• _Problem to work on_: Repeat the entries that follow verbatim, without any of their pictures.

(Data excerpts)
┌──
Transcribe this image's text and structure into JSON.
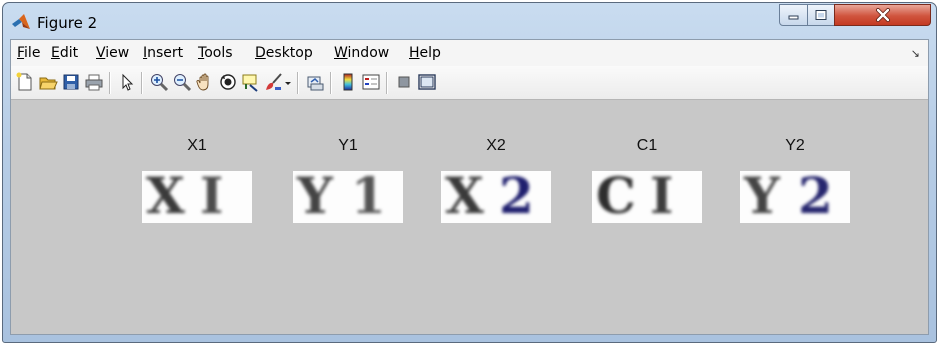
{
  "window": {
    "title": "Figure 2",
    "controls": {
      "minimize": "minimize",
      "maximize": "maximize",
      "close": "close"
    }
  },
  "menubar": {
    "items": [
      {
        "mnemonic": "F",
        "rest": "ile"
      },
      {
        "mnemonic": "E",
        "rest": "dit"
      },
      {
        "mnemonic": "V",
        "rest": "iew"
      },
      {
        "mnemonic": "I",
        "rest": "nsert"
      },
      {
        "mnemonic": "T",
        "rest": "ools"
      },
      {
        "mnemonic": "D",
        "rest": "esktop"
      },
      {
        "mnemonic": "W",
        "rest": "indow"
      },
      {
        "mnemonic": "H",
        "rest": "elp"
      }
    ],
    "overflow_icon": "dock-arrow-icon"
  },
  "toolbar": {
    "buttons": [
      "new-figure-icon",
      "open-file-icon",
      "save-icon",
      "print-icon",
      "edit-plot-arrow-icon",
      "zoom-in-icon",
      "zoom-out-icon",
      "pan-hand-icon",
      "rotate-3d-icon",
      "data-cursor-icon",
      "brush-icon",
      "brush-dropdown-icon",
      "link-plot-icon",
      "insert-colorbar-icon",
      "insert-legend-icon",
      "hide-plot-tools-icon",
      "show-plot-tools-icon"
    ]
  },
  "figure": {
    "panels": [
      {
        "label": "X1",
        "glyphs": [
          "X",
          "I"
        ],
        "tint": "#3a3a3a",
        "accent": "#4c4c4c"
      },
      {
        "label": "Y1",
        "glyphs": [
          "Y",
          "1"
        ],
        "tint": "#444444",
        "accent": "#555555"
      },
      {
        "label": "X2",
        "glyphs": [
          "X",
          "2"
        ],
        "tint": "#3a3a3a",
        "accent": "#1f1f6e"
      },
      {
        "label": "C1",
        "glyphs": [
          "C",
          "I"
        ],
        "tint": "#2e2e2e",
        "accent": "#3d3d3d"
      },
      {
        "label": "Y2",
        "glyphs": [
          "Y",
          "2"
        ],
        "tint": "#444444",
        "accent": "#26266e"
      }
    ]
  }
}
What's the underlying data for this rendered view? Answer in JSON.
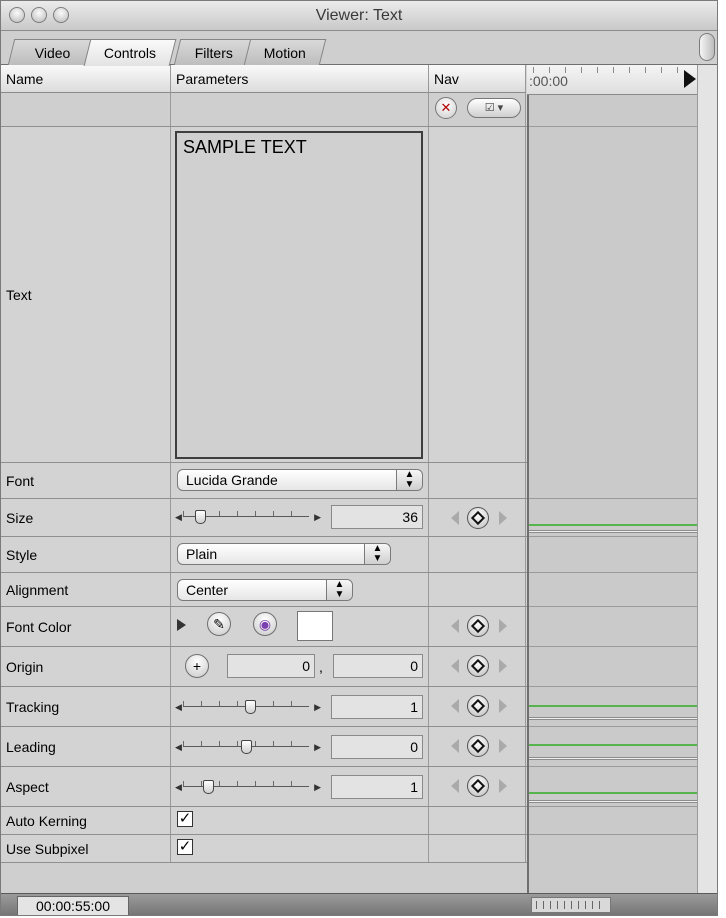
{
  "window": {
    "title": "Viewer: Text"
  },
  "tabs": [
    {
      "label": "Video",
      "active": false
    },
    {
      "label": "Controls",
      "active": true
    },
    {
      "label": "Filters",
      "active": false
    },
    {
      "label": "Motion",
      "active": false
    }
  ],
  "columns": {
    "name": "Name",
    "parameters": "Parameters",
    "nav": "Nav"
  },
  "timeline": {
    "start_time": ":00:00"
  },
  "rows": {
    "text": {
      "label": "Text",
      "value": "SAMPLE TEXT"
    },
    "font": {
      "label": "Font",
      "value": "Lucida Grande"
    },
    "size": {
      "label": "Size",
      "value": "36"
    },
    "style": {
      "label": "Style",
      "value": "Plain"
    },
    "alignment": {
      "label": "Alignment",
      "value": "Center"
    },
    "font_color": {
      "label": "Font Color",
      "color": "#ffffff"
    },
    "origin": {
      "label": "Origin",
      "x": "0",
      "y": "0",
      "separator": ","
    },
    "tracking": {
      "label": "Tracking",
      "value": "1"
    },
    "leading": {
      "label": "Leading",
      "value": "0"
    },
    "aspect": {
      "label": "Aspect",
      "value": "1"
    },
    "auto_kerning": {
      "label": "Auto Kerning",
      "checked": true
    },
    "use_subpixel": {
      "label": "Use Subpixel",
      "checked": true
    }
  },
  "footer": {
    "timecode": "00:00:55:00"
  },
  "colors": {
    "keyframe_line": "#57b34b",
    "reset_x": "#b40000"
  },
  "icons": {
    "reset": "x-circle-icon",
    "nav_menu": "checkbox-menu-icon",
    "eyedropper": "eyedropper-icon",
    "color_wheel": "color-wheel-icon",
    "crosshair": "crosshair-icon",
    "keyframe": "keyframe-diamond-icon"
  }
}
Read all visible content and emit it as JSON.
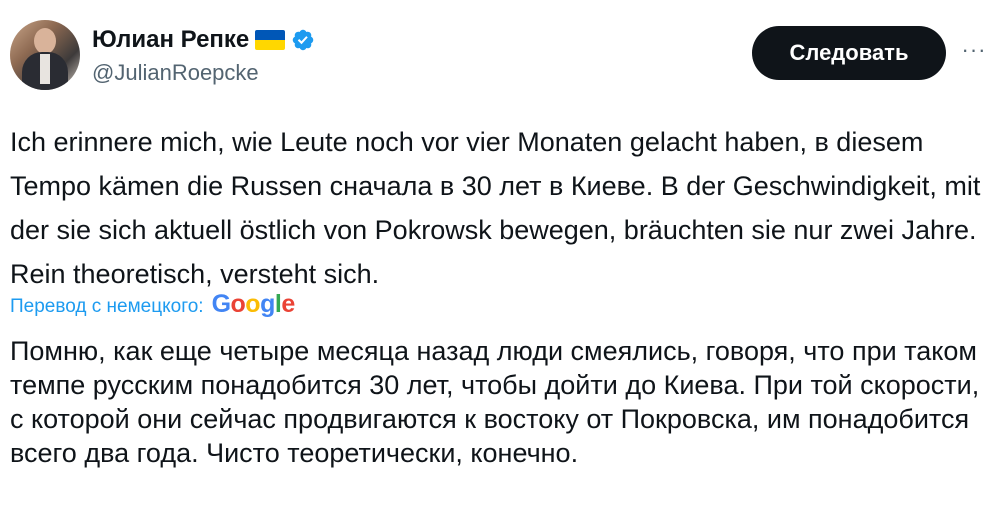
{
  "author": {
    "name": "Юлиан Репке",
    "handle": "@JulianRoepcke",
    "flag_icon": "ukraine-flag-icon",
    "verified_icon": "verified-badge-icon",
    "verified_color": "#1d9bf0"
  },
  "actions": {
    "follow_label": "Следовать",
    "more_label": "···"
  },
  "tweet": {
    "original_text": "Ich erinnere mich, wie Leute noch vor vier Monaten gelacht haben, в diesem Tempo kämen die Russen сначала в 30 лет в Киеве. B der Geschwindigkeit, mit der sie sich aktuell östlich von Pokrowsk bewegen, bräuchten sie nur zwei Jahre. Rein theoretisch, versteht sich.",
    "translation_label": "Перевод с немецкого:",
    "translation_provider": "Google",
    "translated_text": "Помню, как еще четыре месяца назад люди смеялись, говоря, что при таком темпе русским понадобится 30 лет, чтобы дойти до Киева. При той скорости, с которой они сейчас продвигаются к востоку от Покровска, им понадобится всего два года. Чисто теоретически, конечно."
  },
  "colors": {
    "text": "#0f1419",
    "secondary": "#536471",
    "link": "#1d9bf0",
    "button_bg": "#0f1419"
  }
}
└──
• _Output for this exercise_:
Transcribe this image's text and structure into JSON.
{
  "window": {
    "title": "Figure 2",
    "controls": {
      "minimize": "minimize",
      "maximize": "maximize",
      "close": "close"
    }
  },
  "menubar": {
    "items": [
      {
        "mnemonic": "F",
        "rest": "ile"
      },
      {
        "mnemonic": "E",
        "rest": "dit"
      },
      {
        "mnemonic": "V",
        "rest": "iew"
      },
      {
        "mnemonic": "I",
        "rest": "nsert"
      },
      {
        "mnemonic": "T",
        "rest": "ools"
      },
      {
        "mnemonic": "D",
        "rest": "esktop"
      },
      {
        "mnemonic": "W",
        "rest": "indow"
      },
      {
        "mnemonic": "H",
        "rest": "elp"
      }
    ],
    "overflow_icon": "dock-arrow-icon"
  },
  "toolbar": {
    "buttons": [
      "new-figure-icon",
      "open-file-icon",
      "save-icon",
      "print-icon",
      "edit-plot-arrow-icon",
      "zoom-in-icon",
      "zoom-out-icon",
      "pan-hand-icon",
      "rotate-3d-icon",
      "data-cursor-icon",
      "brush-icon",
      "brush-dropdown-icon",
      "link-plot-icon",
      "insert-colorbar-icon",
      "insert-legend-icon",
      "hide-plot-tools-icon",
      "show-plot-tools-icon"
    ]
  },
  "figure": {
    "panels": [
      {
        "label": "X1",
        "glyphs": [
          "X",
          "I"
        ],
        "tint": "#3a3a3a",
        "accent": "#4c4c4c"
      },
      {
        "label": "Y1",
        "glyphs": [
          "Y",
          "1"
        ],
        "tint": "#444444",
        "accent": "#555555"
      },
      {
        "label": "X2",
        "glyphs": [
          "X",
          "2"
        ],
        "tint": "#3a3a3a",
        "accent": "#1f1f6e"
      },
      {
        "label": "C1",
        "glyphs": [
          "C",
          "I"
        ],
        "tint": "#2e2e2e",
        "accent": "#3d3d3d"
      },
      {
        "label": "Y2",
        "glyphs": [
          "Y",
          "2"
        ],
        "tint": "#444444",
        "accent": "#26266e"
      }
    ]
  }
}
What's the underlying data for this rendered view? Answer in JSON.
{
  "window": {
    "title": "Viewer: Text"
  },
  "tabs": [
    {
      "label": "Video",
      "active": false
    },
    {
      "label": "Controls",
      "active": true
    },
    {
      "label": "Filters",
      "active": false
    },
    {
      "label": "Motion",
      "active": false
    }
  ],
  "columns": {
    "name": "Name",
    "parameters": "Parameters",
    "nav": "Nav"
  },
  "timeline": {
    "start_time": ":00:00"
  },
  "rows": {
    "text": {
      "label": "Text",
      "value": "SAMPLE TEXT"
    },
    "font": {
      "label": "Font",
      "value": "Lucida Grande"
    },
    "size": {
      "label": "Size",
      "value": "36"
    },
    "style": {
      "label": "Style",
      "value": "Plain"
    },
    "alignment": {
      "label": "Alignment",
      "value": "Center"
    },
    "font_color": {
      "label": "Font Color",
      "color": "#ffffff"
    },
    "origin": {
      "label": "Origin",
      "x": "0",
      "y": "0",
      "separator": ","
    },
    "tracking": {
      "label": "Tracking",
      "value": "1"
    },
    "leading": {
      "label": "Leading",
      "value": "0"
    },
    "aspect": {
      "label": "Aspect",
      "value": "1"
    },
    "auto_kerning": {
      "label": "Auto Kerning",
      "checked": true
    },
    "use_subpixel": {
      "label": "Use Subpixel",
      "checked": true
    }
  },
  "footer": {
    "timecode": "00:00:55:00"
  },
  "colors": {
    "keyframe_line": "#57b34b",
    "reset_x": "#b40000"
  },
  "icons": {
    "reset": "x-circle-icon",
    "nav_menu": "checkbox-menu-icon",
    "eyedropper": "eyedropper-icon",
    "color_wheel": "color-wheel-icon",
    "crosshair": "crosshair-icon",
    "keyframe": "keyframe-diamond-icon"
  }
}
Read all visible content and emit it as JSON.
{
  "author": {
    "name": "Юлиан Репке",
    "handle": "@JulianRoepcke",
    "flag_icon": "ukraine-flag-icon",
    "verified_icon": "verified-badge-icon",
    "verified_color": "#1d9bf0"
  },
  "actions": {
    "follow_label": "Следовать",
    "more_label": "···"
  },
  "tweet": {
    "original_text": "Ich erinnere mich, wie Leute noch vor vier Monaten gelacht haben, в diesem Tempo kämen die Russen сначала в 30 лет в Киеве. B der Geschwindigkeit, mit der sie sich aktuell östlich von Pokrowsk bewegen, bräuchten sie nur zwei Jahre. Rein theoretisch, versteht sich.",
    "translation_label": "Перевод с немецкого:",
    "translation_provider": "Google",
    "translated_text": "Помню, как еще четыре месяца назад люди смеялись, говоря, что при таком темпе русским понадобится 30 лет, чтобы дойти до Киева. При той скорости, с которой они сейчас продвигаются к востоку от Покровска, им понадобится всего два года. Чисто теоретически, конечно."
  },
  "colors": {
    "text": "#0f1419",
    "secondary": "#536471",
    "link": "#1d9bf0",
    "button_bg": "#0f1419"
  }
}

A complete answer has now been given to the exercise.